▶ _Your task_
Scan the entries below for the word "this". Copy each line that has it.

▶ _Input data_
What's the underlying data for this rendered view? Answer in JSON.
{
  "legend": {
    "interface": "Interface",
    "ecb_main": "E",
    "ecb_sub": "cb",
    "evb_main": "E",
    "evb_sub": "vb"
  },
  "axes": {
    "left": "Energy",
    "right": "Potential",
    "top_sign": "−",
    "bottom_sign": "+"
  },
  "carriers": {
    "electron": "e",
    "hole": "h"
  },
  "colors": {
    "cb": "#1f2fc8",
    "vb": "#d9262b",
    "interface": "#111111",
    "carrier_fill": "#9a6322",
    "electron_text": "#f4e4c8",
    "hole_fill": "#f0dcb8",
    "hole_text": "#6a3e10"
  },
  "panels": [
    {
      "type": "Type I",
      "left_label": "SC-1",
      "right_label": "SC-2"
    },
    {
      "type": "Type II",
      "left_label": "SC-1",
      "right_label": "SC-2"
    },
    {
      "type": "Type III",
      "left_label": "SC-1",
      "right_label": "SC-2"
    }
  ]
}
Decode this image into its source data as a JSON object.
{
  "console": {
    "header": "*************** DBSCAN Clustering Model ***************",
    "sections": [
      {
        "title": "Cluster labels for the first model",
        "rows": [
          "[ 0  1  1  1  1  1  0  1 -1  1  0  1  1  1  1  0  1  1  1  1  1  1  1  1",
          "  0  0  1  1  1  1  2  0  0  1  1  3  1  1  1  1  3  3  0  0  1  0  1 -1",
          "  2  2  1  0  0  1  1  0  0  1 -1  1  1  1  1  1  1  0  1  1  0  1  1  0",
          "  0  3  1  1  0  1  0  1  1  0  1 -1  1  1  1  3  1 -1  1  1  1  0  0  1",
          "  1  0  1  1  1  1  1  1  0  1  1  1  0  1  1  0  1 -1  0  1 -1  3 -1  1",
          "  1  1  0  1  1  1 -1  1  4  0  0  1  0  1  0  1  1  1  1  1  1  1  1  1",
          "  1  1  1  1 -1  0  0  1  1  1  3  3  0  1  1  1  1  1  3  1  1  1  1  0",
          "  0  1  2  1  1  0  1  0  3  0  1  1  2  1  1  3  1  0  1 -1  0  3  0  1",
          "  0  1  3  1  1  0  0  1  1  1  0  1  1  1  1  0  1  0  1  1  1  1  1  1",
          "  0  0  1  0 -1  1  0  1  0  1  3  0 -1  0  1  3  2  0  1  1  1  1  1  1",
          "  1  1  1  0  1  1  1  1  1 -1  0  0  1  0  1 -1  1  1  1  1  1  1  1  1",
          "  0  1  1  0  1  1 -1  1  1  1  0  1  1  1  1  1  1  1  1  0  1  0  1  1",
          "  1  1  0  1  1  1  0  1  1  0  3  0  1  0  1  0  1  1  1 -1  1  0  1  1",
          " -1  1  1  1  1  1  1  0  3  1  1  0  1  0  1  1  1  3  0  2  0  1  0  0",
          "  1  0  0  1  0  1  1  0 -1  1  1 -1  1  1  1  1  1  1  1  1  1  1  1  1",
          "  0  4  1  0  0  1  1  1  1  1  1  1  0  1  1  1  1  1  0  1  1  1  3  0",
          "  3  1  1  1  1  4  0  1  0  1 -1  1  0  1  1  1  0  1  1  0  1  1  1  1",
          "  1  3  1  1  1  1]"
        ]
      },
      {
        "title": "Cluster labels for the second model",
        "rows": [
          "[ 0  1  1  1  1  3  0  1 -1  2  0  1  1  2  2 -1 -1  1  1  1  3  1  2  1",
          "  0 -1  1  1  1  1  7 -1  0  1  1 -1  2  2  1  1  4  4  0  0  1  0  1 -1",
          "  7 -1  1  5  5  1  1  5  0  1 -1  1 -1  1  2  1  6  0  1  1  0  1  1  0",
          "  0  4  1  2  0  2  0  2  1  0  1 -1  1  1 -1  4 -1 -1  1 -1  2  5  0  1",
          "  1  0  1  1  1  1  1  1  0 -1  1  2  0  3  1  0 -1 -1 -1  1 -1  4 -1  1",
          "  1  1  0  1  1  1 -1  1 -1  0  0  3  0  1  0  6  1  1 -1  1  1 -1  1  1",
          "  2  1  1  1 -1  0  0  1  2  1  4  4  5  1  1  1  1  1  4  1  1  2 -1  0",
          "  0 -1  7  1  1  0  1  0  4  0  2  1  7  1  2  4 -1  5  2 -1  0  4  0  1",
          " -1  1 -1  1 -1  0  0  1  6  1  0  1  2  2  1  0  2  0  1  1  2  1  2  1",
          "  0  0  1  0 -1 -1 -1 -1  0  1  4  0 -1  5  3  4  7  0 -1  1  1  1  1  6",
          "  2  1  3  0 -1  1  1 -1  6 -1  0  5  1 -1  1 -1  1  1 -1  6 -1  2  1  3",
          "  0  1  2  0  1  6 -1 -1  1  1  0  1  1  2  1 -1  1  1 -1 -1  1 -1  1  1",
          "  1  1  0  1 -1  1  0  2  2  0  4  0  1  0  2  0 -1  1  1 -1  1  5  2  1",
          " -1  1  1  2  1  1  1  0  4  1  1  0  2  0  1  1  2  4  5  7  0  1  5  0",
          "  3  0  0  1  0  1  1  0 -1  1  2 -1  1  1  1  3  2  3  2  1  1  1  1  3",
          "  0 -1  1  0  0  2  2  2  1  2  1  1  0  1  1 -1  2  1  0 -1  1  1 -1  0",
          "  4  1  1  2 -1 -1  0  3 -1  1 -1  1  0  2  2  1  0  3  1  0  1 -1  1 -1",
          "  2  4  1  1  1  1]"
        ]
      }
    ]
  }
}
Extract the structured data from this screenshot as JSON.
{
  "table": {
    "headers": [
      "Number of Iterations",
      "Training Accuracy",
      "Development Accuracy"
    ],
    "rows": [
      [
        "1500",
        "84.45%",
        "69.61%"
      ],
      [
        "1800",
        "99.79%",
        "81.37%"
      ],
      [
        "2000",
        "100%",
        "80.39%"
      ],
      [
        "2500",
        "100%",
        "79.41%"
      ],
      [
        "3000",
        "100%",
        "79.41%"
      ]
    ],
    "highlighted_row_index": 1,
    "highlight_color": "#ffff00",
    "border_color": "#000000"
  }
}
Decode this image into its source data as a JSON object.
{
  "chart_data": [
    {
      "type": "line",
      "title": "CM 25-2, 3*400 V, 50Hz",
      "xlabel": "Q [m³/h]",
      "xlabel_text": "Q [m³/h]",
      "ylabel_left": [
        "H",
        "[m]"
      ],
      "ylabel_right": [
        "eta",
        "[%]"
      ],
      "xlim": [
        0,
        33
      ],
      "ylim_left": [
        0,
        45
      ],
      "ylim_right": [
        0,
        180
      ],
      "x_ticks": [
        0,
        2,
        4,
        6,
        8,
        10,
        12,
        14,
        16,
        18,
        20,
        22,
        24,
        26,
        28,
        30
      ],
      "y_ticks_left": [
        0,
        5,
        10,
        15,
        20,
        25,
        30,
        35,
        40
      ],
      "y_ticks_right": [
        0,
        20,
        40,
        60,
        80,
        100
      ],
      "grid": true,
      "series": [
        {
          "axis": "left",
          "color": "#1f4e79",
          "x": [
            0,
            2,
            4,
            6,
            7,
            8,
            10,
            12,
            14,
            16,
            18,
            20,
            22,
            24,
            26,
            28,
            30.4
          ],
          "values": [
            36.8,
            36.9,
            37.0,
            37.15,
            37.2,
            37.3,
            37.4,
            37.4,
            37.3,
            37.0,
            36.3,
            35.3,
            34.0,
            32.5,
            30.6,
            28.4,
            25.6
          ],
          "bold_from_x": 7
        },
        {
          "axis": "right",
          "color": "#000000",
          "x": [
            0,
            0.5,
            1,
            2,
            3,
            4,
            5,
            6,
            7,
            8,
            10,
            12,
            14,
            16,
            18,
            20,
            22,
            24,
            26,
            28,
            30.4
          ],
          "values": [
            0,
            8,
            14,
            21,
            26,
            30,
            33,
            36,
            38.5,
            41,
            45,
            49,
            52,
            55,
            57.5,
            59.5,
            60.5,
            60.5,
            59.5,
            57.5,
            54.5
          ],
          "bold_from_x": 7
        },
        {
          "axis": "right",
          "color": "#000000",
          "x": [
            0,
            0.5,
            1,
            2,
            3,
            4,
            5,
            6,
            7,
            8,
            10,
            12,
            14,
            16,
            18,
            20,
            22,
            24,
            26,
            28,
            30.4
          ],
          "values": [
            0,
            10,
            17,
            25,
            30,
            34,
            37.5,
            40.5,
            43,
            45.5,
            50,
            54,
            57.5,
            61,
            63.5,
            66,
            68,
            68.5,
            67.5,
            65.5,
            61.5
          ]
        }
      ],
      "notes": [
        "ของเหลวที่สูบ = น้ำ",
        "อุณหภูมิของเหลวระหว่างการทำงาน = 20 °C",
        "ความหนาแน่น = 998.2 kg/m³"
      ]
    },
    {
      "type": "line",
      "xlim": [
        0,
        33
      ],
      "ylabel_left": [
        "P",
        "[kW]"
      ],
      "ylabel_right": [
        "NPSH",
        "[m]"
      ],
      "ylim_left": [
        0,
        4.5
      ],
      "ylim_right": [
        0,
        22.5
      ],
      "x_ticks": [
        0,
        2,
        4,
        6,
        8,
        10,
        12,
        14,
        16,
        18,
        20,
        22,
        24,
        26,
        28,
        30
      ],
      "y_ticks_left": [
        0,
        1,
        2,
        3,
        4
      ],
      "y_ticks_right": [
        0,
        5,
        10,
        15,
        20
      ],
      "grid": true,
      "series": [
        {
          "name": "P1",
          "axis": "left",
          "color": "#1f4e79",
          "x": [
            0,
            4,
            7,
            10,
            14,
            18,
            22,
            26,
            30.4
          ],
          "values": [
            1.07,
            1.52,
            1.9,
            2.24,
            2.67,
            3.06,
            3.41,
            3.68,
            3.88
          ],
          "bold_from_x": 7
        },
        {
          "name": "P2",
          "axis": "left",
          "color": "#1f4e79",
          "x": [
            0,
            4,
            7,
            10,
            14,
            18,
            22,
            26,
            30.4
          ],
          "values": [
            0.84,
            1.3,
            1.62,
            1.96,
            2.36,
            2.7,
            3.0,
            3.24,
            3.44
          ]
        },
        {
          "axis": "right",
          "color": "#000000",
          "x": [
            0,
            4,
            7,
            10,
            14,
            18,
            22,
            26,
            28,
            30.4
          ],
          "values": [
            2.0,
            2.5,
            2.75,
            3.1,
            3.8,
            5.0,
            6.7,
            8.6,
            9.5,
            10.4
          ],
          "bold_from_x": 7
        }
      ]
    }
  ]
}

▶ _Result below_
What's the underlying data for this rendered view? Answer in JSON.
Decode this image into its source data as a JSON object.
Extract the structured data from this screenshot as JSON.
Decode this image into its source data as a JSON object.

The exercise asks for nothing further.